Supplied records:
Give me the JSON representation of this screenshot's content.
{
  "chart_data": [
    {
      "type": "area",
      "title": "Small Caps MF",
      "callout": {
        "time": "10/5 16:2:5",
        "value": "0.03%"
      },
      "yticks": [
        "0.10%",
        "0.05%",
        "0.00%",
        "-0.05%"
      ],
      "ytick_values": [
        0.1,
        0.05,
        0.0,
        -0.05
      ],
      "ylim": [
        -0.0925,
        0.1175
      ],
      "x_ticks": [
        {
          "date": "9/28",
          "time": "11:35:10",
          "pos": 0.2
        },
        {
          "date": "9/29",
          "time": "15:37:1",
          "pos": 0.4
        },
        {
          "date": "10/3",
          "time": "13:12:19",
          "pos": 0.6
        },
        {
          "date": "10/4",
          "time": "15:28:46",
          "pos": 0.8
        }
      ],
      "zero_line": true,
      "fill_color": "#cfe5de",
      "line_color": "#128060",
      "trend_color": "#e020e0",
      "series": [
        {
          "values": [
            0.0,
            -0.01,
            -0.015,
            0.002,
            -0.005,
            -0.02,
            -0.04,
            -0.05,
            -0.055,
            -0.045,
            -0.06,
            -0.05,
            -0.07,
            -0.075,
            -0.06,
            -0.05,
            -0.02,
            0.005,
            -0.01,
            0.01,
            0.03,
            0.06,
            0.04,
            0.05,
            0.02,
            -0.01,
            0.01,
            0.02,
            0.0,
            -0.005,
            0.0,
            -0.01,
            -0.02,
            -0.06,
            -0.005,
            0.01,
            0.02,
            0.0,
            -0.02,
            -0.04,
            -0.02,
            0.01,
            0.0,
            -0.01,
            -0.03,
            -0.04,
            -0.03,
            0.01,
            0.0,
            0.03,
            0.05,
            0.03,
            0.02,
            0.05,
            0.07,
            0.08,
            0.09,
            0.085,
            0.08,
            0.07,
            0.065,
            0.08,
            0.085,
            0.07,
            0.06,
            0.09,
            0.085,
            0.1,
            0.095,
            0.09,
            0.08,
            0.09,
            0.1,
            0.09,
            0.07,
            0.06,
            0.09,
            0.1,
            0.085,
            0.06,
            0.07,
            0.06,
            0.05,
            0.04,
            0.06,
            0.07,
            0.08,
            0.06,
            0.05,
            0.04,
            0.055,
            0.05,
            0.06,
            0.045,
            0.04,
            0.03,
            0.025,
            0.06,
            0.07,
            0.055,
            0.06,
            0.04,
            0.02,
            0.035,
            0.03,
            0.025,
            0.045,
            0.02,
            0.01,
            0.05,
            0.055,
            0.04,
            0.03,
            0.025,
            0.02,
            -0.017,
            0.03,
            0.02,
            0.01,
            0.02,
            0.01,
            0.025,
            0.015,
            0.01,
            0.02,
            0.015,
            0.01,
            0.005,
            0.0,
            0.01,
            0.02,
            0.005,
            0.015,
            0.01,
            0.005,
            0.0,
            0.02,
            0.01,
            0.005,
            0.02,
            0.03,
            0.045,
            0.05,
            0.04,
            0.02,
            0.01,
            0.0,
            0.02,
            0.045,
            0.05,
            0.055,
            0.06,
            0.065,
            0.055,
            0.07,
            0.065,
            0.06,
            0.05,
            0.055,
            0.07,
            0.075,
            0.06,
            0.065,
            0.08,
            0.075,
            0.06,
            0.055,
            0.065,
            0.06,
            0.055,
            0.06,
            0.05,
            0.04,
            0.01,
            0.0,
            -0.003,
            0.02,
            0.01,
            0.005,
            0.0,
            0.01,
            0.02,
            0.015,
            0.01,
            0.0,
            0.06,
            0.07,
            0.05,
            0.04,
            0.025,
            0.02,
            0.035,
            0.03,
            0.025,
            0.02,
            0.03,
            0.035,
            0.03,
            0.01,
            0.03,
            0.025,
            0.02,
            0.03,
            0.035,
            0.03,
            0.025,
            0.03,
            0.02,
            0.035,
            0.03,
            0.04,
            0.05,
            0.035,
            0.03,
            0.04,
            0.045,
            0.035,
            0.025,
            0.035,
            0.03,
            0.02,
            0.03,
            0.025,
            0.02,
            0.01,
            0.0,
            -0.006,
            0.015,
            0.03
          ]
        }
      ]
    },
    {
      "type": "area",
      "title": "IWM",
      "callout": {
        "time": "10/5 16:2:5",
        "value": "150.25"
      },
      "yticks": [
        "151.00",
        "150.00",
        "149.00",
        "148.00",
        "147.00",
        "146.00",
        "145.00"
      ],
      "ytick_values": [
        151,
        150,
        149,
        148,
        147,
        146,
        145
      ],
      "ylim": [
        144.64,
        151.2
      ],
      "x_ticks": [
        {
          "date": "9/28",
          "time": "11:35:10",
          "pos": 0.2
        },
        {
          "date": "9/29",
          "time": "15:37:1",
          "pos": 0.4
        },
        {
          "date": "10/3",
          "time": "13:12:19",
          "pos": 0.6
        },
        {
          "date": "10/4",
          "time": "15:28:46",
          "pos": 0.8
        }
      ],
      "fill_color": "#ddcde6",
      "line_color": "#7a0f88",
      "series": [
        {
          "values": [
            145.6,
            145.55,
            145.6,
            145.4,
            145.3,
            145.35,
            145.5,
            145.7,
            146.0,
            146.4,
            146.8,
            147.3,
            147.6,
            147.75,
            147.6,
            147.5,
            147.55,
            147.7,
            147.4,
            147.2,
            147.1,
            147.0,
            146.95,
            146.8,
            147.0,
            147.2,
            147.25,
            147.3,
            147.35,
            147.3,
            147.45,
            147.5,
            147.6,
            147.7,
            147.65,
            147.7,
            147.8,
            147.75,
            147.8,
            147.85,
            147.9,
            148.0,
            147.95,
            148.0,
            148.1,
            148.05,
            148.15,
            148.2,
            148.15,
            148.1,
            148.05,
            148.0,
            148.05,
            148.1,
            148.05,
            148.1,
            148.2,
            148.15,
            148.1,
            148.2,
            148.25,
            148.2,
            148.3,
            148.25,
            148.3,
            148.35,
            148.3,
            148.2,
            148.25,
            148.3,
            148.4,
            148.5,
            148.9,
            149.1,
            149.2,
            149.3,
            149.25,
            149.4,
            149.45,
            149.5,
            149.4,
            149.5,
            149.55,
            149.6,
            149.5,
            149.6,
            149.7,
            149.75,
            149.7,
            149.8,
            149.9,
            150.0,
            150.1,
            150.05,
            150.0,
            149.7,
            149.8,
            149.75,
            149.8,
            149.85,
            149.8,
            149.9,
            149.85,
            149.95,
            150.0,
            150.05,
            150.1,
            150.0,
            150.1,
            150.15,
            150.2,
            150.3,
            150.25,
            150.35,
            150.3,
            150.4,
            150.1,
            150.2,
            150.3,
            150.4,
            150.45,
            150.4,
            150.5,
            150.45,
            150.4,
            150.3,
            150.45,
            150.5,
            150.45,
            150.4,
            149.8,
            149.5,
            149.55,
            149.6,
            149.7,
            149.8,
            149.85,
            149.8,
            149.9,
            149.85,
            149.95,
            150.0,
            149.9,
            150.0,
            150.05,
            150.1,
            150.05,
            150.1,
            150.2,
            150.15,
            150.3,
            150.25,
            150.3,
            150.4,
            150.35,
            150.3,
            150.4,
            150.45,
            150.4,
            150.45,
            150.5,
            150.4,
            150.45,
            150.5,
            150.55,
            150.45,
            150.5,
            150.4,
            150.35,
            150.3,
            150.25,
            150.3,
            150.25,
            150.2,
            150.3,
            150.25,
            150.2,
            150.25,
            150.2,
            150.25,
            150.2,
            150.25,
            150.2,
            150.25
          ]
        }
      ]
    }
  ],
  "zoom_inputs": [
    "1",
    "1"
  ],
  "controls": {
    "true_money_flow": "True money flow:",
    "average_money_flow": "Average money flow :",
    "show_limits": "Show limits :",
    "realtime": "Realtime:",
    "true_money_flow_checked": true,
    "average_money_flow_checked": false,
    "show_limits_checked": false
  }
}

Directions for this task: Copy every line above that holds the word "false".

Exercise answer:
    "average_money_flow_checked": false,
    "show_limits_checked": false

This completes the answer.